What needs to be done » Your copy should be exact, beginning at the line containing "What data was" and ending at the line containing "Extract the structured", with both lines kept and every picture dropped.
═══ Data rows
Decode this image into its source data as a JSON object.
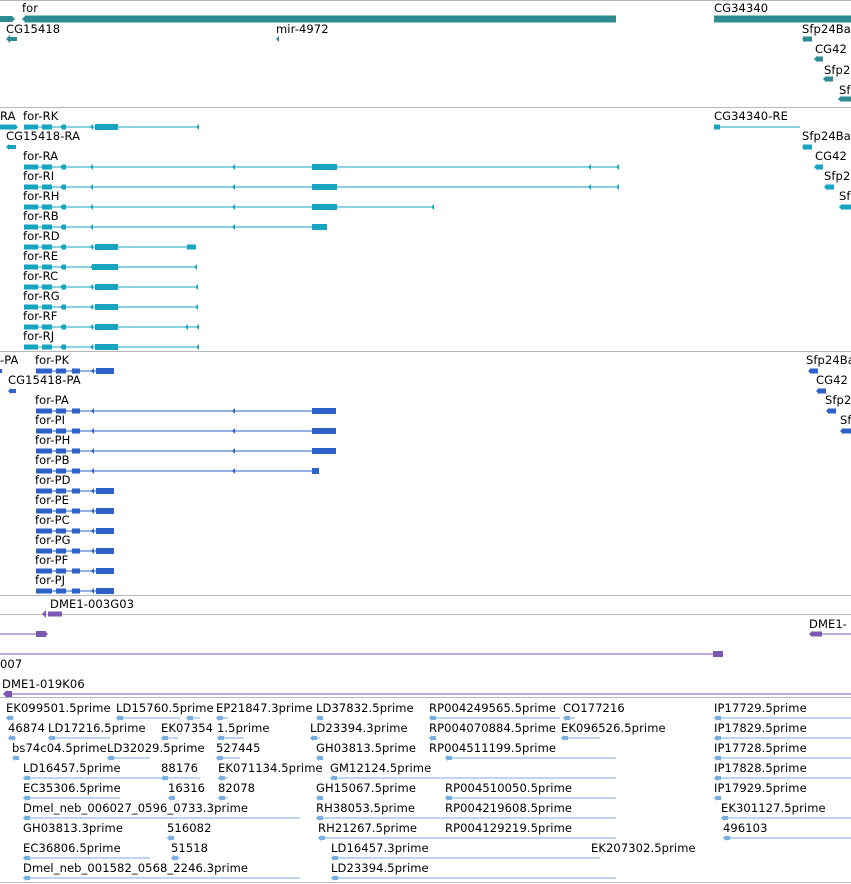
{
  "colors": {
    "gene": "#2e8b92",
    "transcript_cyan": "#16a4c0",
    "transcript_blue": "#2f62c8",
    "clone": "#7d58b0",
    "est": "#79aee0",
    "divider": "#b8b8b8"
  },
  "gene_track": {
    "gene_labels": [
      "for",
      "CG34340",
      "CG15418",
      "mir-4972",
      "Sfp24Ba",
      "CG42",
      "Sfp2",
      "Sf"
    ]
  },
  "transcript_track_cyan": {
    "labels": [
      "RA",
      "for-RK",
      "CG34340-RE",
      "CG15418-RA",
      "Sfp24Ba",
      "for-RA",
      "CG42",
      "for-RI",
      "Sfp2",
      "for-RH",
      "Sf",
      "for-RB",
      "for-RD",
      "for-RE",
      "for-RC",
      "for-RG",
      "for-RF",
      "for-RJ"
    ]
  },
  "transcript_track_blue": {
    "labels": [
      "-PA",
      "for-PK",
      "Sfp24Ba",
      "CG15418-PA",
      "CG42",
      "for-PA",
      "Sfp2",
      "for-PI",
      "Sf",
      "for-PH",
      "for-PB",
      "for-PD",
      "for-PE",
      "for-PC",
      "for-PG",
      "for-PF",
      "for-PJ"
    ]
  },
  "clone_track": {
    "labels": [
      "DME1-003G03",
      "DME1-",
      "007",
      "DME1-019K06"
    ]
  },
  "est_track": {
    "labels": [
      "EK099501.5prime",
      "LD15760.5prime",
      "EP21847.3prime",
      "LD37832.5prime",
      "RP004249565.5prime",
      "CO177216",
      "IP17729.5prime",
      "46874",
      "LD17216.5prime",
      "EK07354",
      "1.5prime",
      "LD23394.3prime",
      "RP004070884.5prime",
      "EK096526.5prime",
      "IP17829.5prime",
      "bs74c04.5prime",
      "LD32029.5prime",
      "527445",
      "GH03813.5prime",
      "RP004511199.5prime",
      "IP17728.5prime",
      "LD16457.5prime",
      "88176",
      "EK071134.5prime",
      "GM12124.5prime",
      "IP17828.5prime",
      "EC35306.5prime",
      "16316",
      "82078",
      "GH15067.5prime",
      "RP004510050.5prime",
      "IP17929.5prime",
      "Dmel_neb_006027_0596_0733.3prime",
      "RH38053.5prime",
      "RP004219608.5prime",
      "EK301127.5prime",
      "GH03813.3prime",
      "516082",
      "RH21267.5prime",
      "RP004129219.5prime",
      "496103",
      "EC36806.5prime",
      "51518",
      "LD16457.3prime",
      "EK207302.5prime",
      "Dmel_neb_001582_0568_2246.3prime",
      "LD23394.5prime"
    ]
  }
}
══════
═══ Data rows
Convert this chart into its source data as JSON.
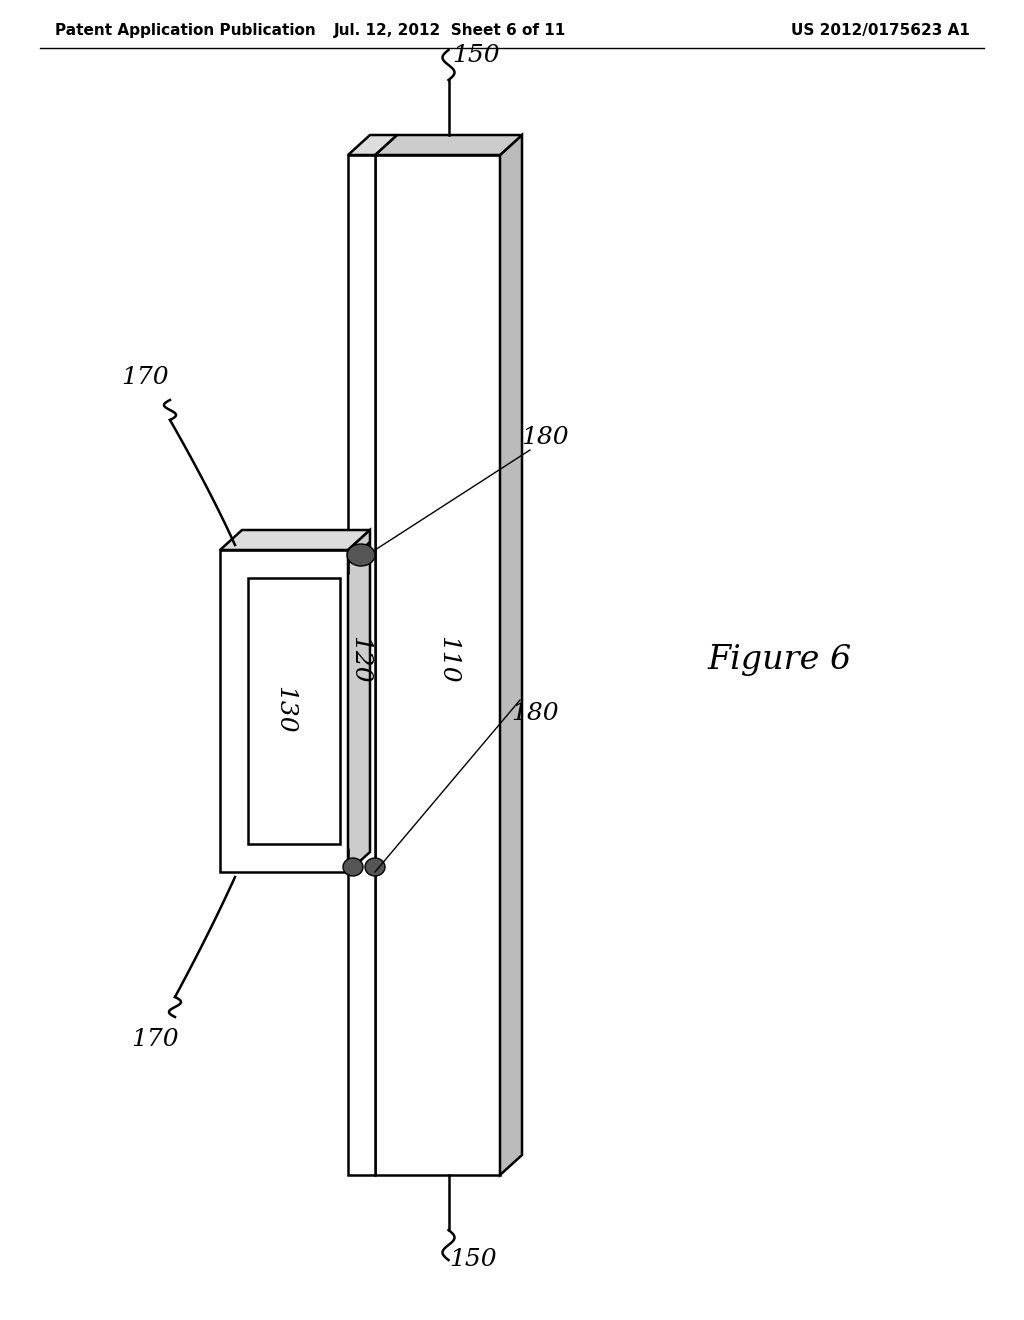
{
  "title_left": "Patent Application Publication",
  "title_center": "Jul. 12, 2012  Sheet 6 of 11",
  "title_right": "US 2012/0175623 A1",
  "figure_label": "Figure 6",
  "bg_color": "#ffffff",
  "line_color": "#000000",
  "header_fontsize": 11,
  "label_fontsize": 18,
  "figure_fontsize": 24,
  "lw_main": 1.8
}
══════
═══ Data rows
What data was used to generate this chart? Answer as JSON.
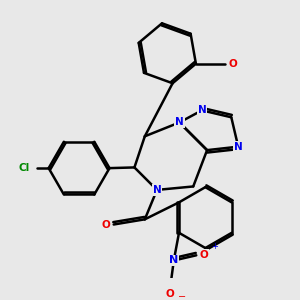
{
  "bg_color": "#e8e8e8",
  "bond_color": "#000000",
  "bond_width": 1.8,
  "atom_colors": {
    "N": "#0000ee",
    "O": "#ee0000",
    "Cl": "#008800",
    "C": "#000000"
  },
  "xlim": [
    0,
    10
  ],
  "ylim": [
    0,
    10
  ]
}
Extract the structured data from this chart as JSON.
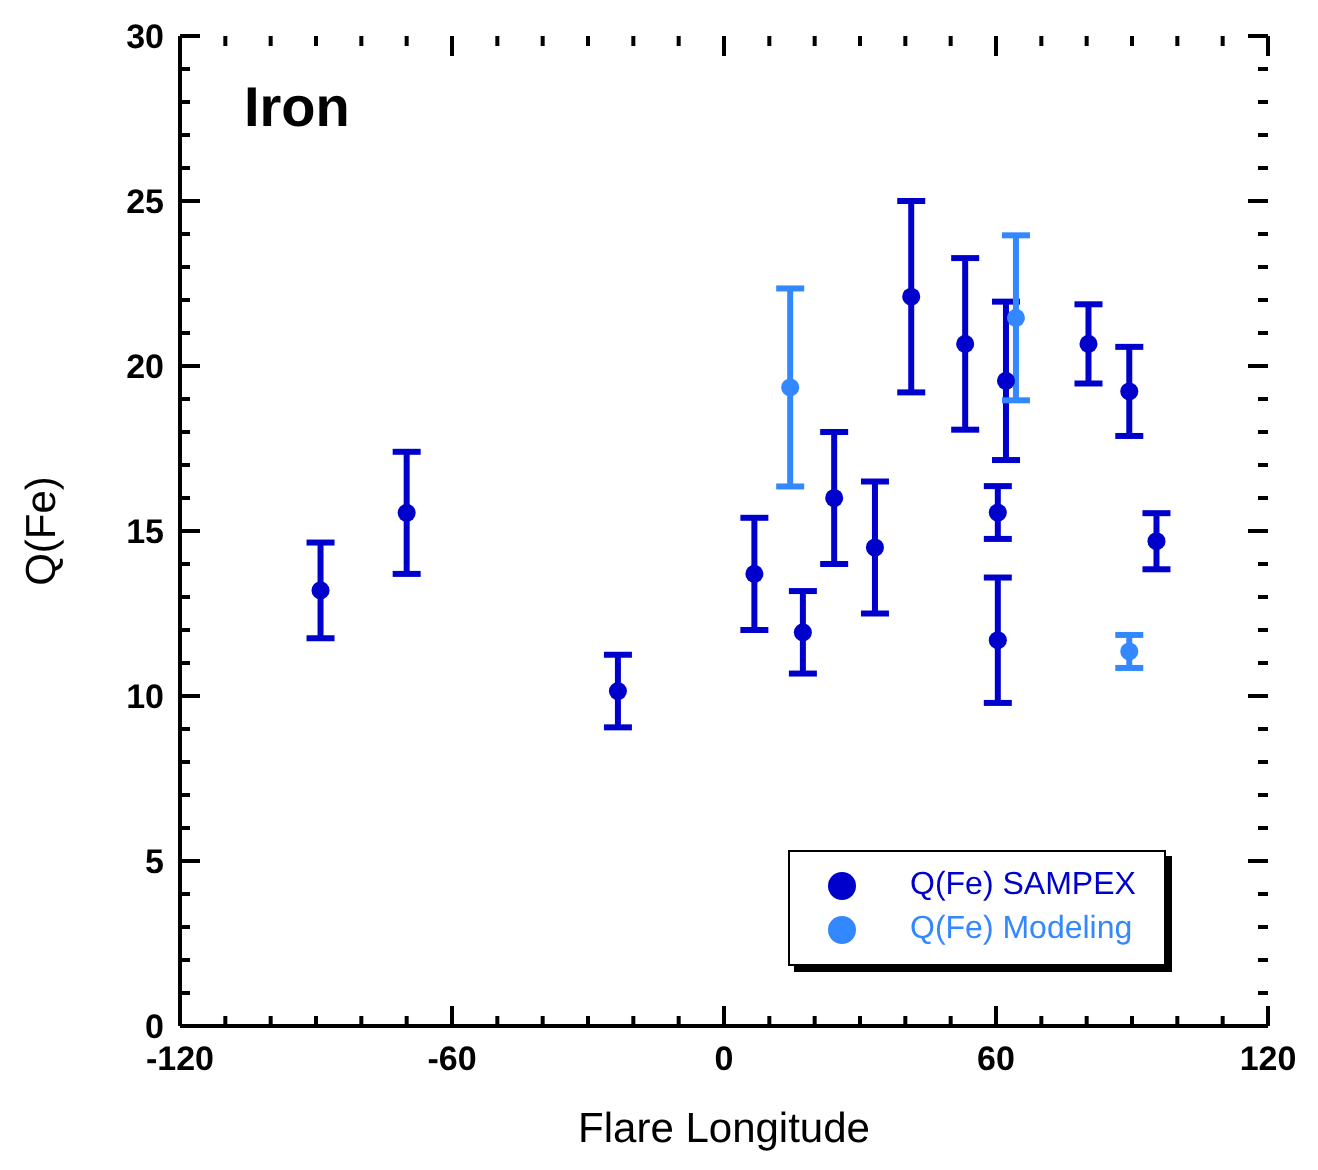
══════
The result »
What data was used to generate this chart? Answer as JSON.
{
  "bg_color": "#e8e8e8",
  "bond_color": "#000000",
  "bond_width": 1.8,
  "atom_colors": {
    "N": "#0000ee",
    "O": "#ee0000",
    "Cl": "#008800",
    "C": "#000000"
  },
  "xlim": [
    0,
    10
  ],
  "ylim": [
    0,
    10
  ]
}
Extract the structured data from this chart as JSON.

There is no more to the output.